--- start Recorded information ---
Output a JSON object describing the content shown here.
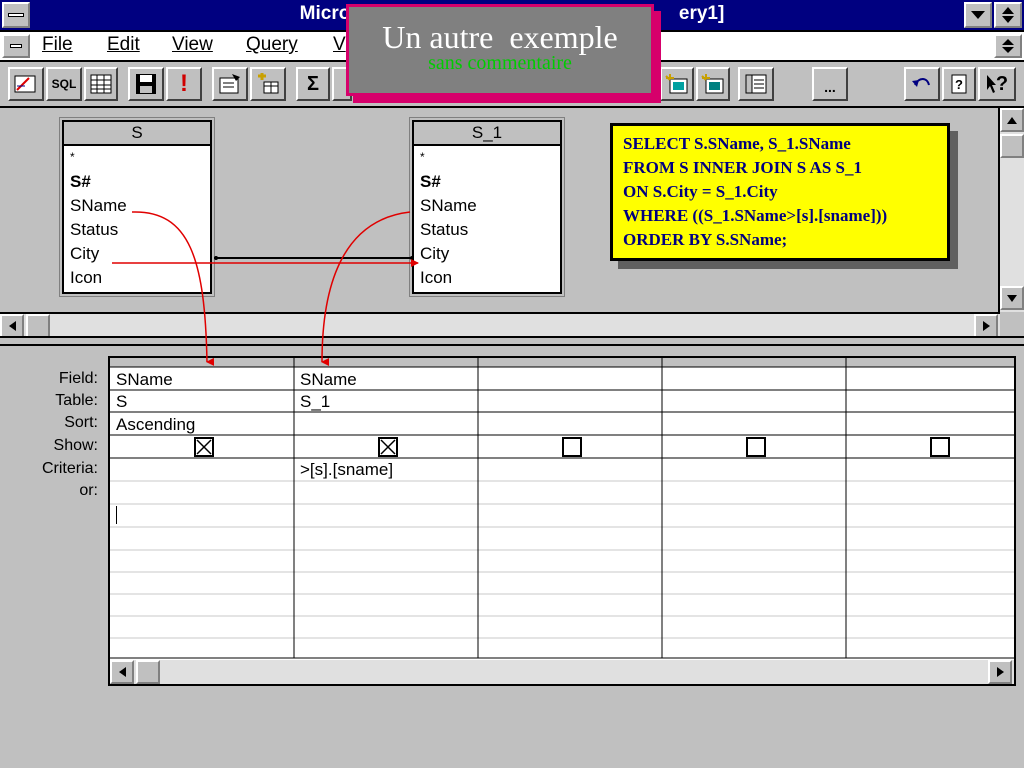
{
  "window": {
    "title_left": "Micros",
    "title_right": "ery1]"
  },
  "menu": {
    "file": "File",
    "edit": "Edit",
    "view": "View",
    "query": "Query",
    "window_partial": "V"
  },
  "toolbar": {
    "sql_label": "SQL",
    "sigma_label": "Σ",
    "exclaim_label": "!",
    "ellipsis_label": "...",
    "help_label": "?"
  },
  "tables": [
    {
      "name": "S",
      "fields": [
        "*",
        "S#",
        "SName",
        "Status",
        "City",
        "Icon"
      ]
    },
    {
      "name": "S_1",
      "fields": [
        "*",
        "S#",
        "SName",
        "Status",
        "City",
        "Icon"
      ]
    }
  ],
  "grid": {
    "row_labels": [
      "Field:",
      "Table:",
      "Sort:",
      "Show:",
      "Criteria:",
      "or:"
    ],
    "columns": [
      {
        "field": "SName",
        "table": "S",
        "sort": "Ascending",
        "show": true,
        "criteria": ""
      },
      {
        "field": "SName",
        "table": "S_1",
        "sort": "",
        "show": true,
        "criteria": ">[s].[sname]"
      },
      {
        "field": "",
        "table": "",
        "sort": "",
        "show": false,
        "criteria": ""
      },
      {
        "field": "",
        "table": "",
        "sort": "",
        "show": false,
        "criteria": ""
      },
      {
        "field": "",
        "table": "",
        "sort": "",
        "show": false,
        "criteria": ""
      }
    ]
  },
  "sql": {
    "lines": [
      "SELECT  S.SName, S_1.SName",
      "FROM S INNER JOIN S AS S_1",
      "ON S.City = S_1.City",
      "WHERE ((S_1.SName>[s].[sname]))",
      "ORDER BY S.SName;"
    ]
  },
  "overlay": {
    "title": "Un autre  exemple",
    "subtitle": "sans commentaire"
  },
  "colors": {
    "titlebar": "#000080",
    "sql_bg": "#ffff00",
    "sql_text": "#000080",
    "overlay_border": "#d6006b",
    "overlay_subtitle": "#00cc00",
    "join_line": "#e00000"
  }
}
--- end Recorded information ---
■ **Problem description**
Reproduce all of the entries word for word, skipping any pictures they hold.

■ **Response**
Output a JSON object describing the content shown here.
{
  "window": {
    "title_left": "Micros",
    "title_right": "ery1]"
  },
  "menu": {
    "file": "File",
    "edit": "Edit",
    "view": "View",
    "query": "Query",
    "window_partial": "V"
  },
  "toolbar": {
    "sql_label": "SQL",
    "sigma_label": "Σ",
    "exclaim_label": "!",
    "ellipsis_label": "...",
    "help_label": "?"
  },
  "tables": [
    {
      "name": "S",
      "fields": [
        "*",
        "S#",
        "SName",
        "Status",
        "City",
        "Icon"
      ]
    },
    {
      "name": "S_1",
      "fields": [
        "*",
        "S#",
        "SName",
        "Status",
        "City",
        "Icon"
      ]
    }
  ],
  "grid": {
    "row_labels": [
      "Field:",
      "Table:",
      "Sort:",
      "Show:",
      "Criteria:",
      "or:"
    ],
    "columns": [
      {
        "field": "SName",
        "table": "S",
        "sort": "Ascending",
        "show": true,
        "criteria": ""
      },
      {
        "field": "SName",
        "table": "S_1",
        "sort": "",
        "show": true,
        "criteria": ">[s].[sname]"
      },
      {
        "field": "",
        "table": "",
        "sort": "",
        "show": false,
        "criteria": ""
      },
      {
        "field": "",
        "table": "",
        "sort": "",
        "show": false,
        "criteria": ""
      },
      {
        "field": "",
        "table": "",
        "sort": "",
        "show": false,
        "criteria": ""
      }
    ]
  },
  "sql": {
    "lines": [
      "SELECT  S.SName, S_1.SName",
      "FROM S INNER JOIN S AS S_1",
      "ON S.City = S_1.City",
      "WHERE ((S_1.SName>[s].[sname]))",
      "ORDER BY S.SName;"
    ]
  },
  "overlay": {
    "title": "Un autre  exemple",
    "subtitle": "sans commentaire"
  },
  "colors": {
    "titlebar": "#000080",
    "sql_bg": "#ffff00",
    "sql_text": "#000080",
    "overlay_border": "#d6006b",
    "overlay_subtitle": "#00cc00",
    "join_line": "#e00000"
  }
}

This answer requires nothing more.